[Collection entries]

== == ==

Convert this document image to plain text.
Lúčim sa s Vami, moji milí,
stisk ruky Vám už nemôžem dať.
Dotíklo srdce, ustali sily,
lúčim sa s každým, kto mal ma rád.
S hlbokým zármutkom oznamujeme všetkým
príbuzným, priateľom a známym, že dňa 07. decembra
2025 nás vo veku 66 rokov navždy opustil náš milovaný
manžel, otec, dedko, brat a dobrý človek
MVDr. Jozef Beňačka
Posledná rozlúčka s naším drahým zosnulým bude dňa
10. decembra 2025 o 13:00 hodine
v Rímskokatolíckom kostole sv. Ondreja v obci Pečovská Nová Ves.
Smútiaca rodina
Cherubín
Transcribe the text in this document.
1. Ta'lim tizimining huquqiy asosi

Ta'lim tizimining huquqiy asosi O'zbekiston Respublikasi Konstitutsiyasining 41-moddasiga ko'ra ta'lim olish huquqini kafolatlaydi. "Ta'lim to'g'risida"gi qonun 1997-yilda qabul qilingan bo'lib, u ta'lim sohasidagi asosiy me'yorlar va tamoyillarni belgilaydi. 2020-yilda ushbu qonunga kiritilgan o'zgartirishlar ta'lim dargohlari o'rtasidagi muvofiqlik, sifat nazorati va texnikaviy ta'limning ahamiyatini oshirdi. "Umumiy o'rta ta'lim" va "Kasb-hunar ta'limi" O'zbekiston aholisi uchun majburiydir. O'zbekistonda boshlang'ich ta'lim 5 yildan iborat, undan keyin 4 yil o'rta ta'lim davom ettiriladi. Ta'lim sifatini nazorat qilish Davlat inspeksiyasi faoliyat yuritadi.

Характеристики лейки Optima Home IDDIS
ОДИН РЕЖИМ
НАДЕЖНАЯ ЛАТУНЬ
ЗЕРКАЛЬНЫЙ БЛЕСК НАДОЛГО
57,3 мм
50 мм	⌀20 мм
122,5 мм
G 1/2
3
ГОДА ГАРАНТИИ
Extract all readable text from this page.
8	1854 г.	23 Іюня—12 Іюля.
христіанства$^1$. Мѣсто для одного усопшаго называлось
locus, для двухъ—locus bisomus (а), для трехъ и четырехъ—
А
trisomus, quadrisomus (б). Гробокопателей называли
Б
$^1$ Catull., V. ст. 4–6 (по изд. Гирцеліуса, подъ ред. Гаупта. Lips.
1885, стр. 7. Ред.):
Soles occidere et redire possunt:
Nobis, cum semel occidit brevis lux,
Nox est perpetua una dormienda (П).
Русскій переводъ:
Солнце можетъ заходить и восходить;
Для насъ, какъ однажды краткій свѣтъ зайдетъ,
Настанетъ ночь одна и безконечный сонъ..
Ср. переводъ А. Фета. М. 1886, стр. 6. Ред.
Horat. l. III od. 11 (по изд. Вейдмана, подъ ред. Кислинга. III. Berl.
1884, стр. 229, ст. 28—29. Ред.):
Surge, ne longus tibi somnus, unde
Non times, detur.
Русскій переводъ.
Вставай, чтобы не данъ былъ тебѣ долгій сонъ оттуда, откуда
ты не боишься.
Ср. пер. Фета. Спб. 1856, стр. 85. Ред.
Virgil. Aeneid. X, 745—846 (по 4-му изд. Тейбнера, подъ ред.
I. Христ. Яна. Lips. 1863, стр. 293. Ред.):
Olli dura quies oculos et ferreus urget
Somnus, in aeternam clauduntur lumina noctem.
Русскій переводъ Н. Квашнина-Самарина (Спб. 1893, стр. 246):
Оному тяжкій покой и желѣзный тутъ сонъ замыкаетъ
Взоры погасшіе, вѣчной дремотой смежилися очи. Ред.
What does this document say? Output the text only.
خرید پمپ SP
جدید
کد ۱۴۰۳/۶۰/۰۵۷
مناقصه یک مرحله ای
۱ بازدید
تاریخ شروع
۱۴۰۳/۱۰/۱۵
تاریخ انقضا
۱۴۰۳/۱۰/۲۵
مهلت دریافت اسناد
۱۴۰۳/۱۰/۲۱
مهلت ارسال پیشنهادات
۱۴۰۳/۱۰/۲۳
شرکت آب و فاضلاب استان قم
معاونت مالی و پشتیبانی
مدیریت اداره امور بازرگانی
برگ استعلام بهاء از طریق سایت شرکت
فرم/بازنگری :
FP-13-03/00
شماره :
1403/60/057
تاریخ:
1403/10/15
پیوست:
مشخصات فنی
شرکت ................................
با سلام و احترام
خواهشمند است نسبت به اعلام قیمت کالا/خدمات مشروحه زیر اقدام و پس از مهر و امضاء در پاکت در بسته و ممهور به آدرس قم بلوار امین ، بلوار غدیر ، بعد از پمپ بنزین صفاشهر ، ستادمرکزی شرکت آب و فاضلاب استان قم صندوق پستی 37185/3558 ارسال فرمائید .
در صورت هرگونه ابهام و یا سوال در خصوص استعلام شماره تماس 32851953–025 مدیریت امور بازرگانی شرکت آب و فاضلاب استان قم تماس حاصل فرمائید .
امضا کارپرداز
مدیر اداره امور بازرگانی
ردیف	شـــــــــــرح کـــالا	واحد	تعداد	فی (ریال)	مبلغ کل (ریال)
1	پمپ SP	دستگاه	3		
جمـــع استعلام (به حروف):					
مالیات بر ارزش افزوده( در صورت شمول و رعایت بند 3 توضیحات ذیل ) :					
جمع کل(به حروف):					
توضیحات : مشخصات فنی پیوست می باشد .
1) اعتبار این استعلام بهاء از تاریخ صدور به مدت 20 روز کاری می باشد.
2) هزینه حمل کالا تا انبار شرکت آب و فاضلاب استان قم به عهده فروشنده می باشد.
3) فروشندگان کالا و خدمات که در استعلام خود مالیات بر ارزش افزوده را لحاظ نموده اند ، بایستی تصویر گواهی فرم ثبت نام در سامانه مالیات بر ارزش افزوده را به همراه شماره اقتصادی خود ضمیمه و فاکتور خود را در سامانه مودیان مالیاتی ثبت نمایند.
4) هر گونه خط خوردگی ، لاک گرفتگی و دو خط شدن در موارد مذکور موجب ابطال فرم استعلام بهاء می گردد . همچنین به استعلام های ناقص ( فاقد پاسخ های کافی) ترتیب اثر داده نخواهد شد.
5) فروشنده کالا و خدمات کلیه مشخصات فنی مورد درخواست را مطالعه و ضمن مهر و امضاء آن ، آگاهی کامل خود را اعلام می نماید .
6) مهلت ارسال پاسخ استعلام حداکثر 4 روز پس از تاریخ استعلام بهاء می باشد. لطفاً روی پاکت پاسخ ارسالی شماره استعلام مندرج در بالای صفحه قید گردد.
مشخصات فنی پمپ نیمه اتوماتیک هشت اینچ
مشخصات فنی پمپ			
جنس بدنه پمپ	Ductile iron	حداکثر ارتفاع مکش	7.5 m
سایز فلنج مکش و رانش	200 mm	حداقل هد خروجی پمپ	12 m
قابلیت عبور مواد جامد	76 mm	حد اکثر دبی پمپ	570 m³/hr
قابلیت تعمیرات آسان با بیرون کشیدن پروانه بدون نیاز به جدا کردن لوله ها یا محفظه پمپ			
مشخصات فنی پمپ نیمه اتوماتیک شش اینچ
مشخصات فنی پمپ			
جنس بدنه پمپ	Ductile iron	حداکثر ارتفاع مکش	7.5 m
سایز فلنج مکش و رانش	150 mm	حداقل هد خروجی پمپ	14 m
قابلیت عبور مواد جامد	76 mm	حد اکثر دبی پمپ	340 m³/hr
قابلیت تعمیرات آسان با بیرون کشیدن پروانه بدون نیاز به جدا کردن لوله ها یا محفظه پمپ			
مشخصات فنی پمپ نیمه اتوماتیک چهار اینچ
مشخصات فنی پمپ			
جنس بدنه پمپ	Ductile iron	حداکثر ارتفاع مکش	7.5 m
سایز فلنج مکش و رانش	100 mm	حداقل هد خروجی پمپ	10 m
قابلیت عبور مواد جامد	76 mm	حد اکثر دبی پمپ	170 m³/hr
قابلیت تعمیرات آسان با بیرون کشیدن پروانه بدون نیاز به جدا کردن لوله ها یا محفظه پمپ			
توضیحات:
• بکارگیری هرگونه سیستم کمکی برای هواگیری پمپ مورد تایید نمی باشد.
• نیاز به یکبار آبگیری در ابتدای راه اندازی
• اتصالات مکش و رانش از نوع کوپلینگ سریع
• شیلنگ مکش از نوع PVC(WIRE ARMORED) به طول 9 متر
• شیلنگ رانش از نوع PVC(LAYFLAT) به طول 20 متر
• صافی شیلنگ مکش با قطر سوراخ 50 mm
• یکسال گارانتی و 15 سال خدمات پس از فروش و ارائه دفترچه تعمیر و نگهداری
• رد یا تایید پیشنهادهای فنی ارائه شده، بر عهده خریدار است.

== == ==

Go through the lines above. Select every one that has the string "اداره".

> **Answer for the task**:
مدیریت اداره امور بازرگانی
مدیر اداره امور بازرگانی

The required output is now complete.